### INFORMATION GIVEN
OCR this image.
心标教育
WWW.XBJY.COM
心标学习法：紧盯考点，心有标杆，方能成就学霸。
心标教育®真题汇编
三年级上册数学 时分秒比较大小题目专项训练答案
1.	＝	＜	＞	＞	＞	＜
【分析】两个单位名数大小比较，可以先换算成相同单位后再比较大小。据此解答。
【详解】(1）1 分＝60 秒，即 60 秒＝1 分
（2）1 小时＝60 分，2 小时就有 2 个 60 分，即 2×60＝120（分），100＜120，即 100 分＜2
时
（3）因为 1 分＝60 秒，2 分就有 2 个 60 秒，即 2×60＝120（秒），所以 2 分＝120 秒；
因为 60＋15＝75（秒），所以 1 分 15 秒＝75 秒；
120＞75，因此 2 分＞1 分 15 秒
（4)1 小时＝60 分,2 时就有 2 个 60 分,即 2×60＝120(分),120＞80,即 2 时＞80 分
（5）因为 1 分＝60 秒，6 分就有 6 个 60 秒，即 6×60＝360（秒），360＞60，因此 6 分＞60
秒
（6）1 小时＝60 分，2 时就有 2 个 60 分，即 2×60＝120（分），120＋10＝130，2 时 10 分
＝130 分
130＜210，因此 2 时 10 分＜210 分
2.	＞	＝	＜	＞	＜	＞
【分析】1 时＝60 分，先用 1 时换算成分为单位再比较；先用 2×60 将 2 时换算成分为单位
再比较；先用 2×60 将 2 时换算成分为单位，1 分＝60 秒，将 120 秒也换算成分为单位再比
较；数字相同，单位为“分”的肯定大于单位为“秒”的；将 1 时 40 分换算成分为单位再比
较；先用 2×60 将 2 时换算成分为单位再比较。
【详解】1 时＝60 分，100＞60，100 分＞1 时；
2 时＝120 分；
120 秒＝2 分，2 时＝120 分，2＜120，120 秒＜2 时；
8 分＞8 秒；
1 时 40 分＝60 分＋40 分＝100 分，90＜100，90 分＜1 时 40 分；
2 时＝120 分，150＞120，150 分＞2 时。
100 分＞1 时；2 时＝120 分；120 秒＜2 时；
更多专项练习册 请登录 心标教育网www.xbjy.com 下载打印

### EXERCISE AIM
Recopy the whole listing exactly.

### THE ANSWER
OCR this image.
心标教育
WWW.XBJY.COM
心标学习法：紧盯考点，心有标杆，方能成就学霸。
心标教育®真题汇编
三年级上册数学 时分秒比较大小题目专项训练答案
1.	＝	＜	＞	＞	＞	＜
【分析】两个单位名数大小比较，可以先换算成相同单位后再比较大小。据此解答。
【详解】(1）1 分＝60 秒，即 60 秒＝1 分
（2）1 小时＝60 分，2 小时就有 2 个 60 分，即 2×60＝120（分），100＜120，即 100 分＜2
时
（3）因为 1 分＝60 秒，2 分就有 2 个 60 秒，即 2×60＝120（秒），所以 2 分＝120 秒；
因为 60＋15＝75（秒），所以 1 分 15 秒＝75 秒；
120＞75，因此 2 分＞1 分 15 秒
（4)1 小时＝60 分,2 时就有 2 个 60 分,即 2×60＝120(分),120＞80,即 2 时＞80 分
（5）因为 1 分＝60 秒，6 分就有 6 个 60 秒，即 6×60＝360（秒），360＞60，因此 6 分＞60
秒
（6）1 小时＝60 分，2 时就有 2 个 60 分，即 2×60＝120（分），120＋10＝130，2 时 10 分
＝130 分
130＜210，因此 2 时 10 分＜210 分
2.	＞	＝	＜	＞	＜	＞
【分析】1 时＝60 分，先用 1 时换算成分为单位再比较；先用 2×60 将 2 时换算成分为单位
再比较；先用 2×60 将 2 时换算成分为单位，1 分＝60 秒，将 120 秒也换算成分为单位再比
较；数字相同，单位为“分”的肯定大于单位为“秒”的；将 1 时 40 分换算成分为单位再比
较；先用 2×60 将 2 时换算成分为单位再比较。
【详解】1 时＝60 分，100＞60，100 分＞1 时；
2 时＝120 分；
120 秒＝2 分，2 时＝120 分，2＜120，120 秒＜2 时；
8 分＞8 秒；
1 时 40 分＝60 分＋40 分＝100 分，90＜100，90 分＜1 时 40 分；
2 时＝120 分，150＞120，150 分＞2 时。
100 分＞1 时；2 时＝120 分；120 秒＜2 时；
更多专项练习册 请登录 心标教育网www.xbjy.com 下载打印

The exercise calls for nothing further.